**EXERCISE TASK:**
Write out the listing in full, matching it word for word.

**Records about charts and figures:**

------------

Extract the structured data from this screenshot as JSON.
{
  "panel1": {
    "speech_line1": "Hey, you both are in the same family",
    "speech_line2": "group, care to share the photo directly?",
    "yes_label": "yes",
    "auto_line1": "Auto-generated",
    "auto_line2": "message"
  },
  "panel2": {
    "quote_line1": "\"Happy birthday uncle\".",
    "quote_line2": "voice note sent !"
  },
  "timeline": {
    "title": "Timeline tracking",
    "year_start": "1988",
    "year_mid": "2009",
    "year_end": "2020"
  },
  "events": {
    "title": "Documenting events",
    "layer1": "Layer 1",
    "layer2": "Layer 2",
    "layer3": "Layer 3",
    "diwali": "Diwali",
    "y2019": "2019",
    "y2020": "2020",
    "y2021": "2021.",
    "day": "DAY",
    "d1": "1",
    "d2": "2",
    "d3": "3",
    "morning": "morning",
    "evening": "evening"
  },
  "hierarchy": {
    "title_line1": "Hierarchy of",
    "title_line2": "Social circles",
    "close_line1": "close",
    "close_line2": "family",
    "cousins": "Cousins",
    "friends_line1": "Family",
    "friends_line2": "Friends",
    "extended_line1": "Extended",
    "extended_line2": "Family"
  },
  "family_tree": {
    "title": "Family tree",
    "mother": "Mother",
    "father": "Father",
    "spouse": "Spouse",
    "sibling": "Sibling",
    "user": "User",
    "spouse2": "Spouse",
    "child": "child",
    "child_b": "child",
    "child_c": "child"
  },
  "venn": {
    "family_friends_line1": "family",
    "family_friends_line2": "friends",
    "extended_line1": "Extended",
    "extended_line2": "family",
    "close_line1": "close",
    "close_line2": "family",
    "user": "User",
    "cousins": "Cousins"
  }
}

------------

**ANSWER TO THE PROBLEM:**
Extract the structured data from this screenshot as JSON.
{
  "panel1": {
    "speech_line1": "Hey, you both are in the same family",
    "speech_line2": "group, care to share the photo directly?",
    "yes_label": "yes",
    "auto_line1": "Auto-generated",
    "auto_line2": "message"
  },
  "panel2": {
    "quote_line1": "\"Happy birthday uncle\".",
    "quote_line2": "voice note sent !"
  },
  "timeline": {
    "title": "Timeline tracking",
    "year_start": "1988",
    "year_mid": "2009",
    "year_end": "2020"
  },
  "events": {
    "title": "Documenting events",
    "layer1": "Layer 1",
    "layer2": "Layer 2",
    "layer3": "Layer 3",
    "diwali": "Diwali",
    "y2019": "2019",
    "y2020": "2020",
    "y2021": "2021.",
    "day": "DAY",
    "d1": "1",
    "d2": "2",
    "d3": "3",
    "morning": "morning",
    "evening": "evening"
  },
  "hierarchy": {
    "title_line1": "Hierarchy of",
    "title_line2": "Social circles",
    "close_line1": "close",
    "close_line2": "family",
    "cousins": "Cousins",
    "friends_line1": "Family",
    "friends_line2": "Friends",
    "extended_line1": "Extended",
    "extended_line2": "Family"
  },
  "family_tree": {
    "title": "Family tree",
    "mother": "Mother",
    "father": "Father",
    "spouse": "Spouse",
    "sibling": "Sibling",
    "user": "User",
    "spouse2": "Spouse",
    "child": "child",
    "child_b": "child",
    "child_c": "child"
  },
  "venn": {
    "family_friends_line1": "family",
    "family_friends_line2": "friends",
    "extended_line1": "Extended",
    "extended_line2": "family",
    "close_line1": "close",
    "close_line2": "family",
    "user": "User",
    "cousins": "Cousins"
  }
}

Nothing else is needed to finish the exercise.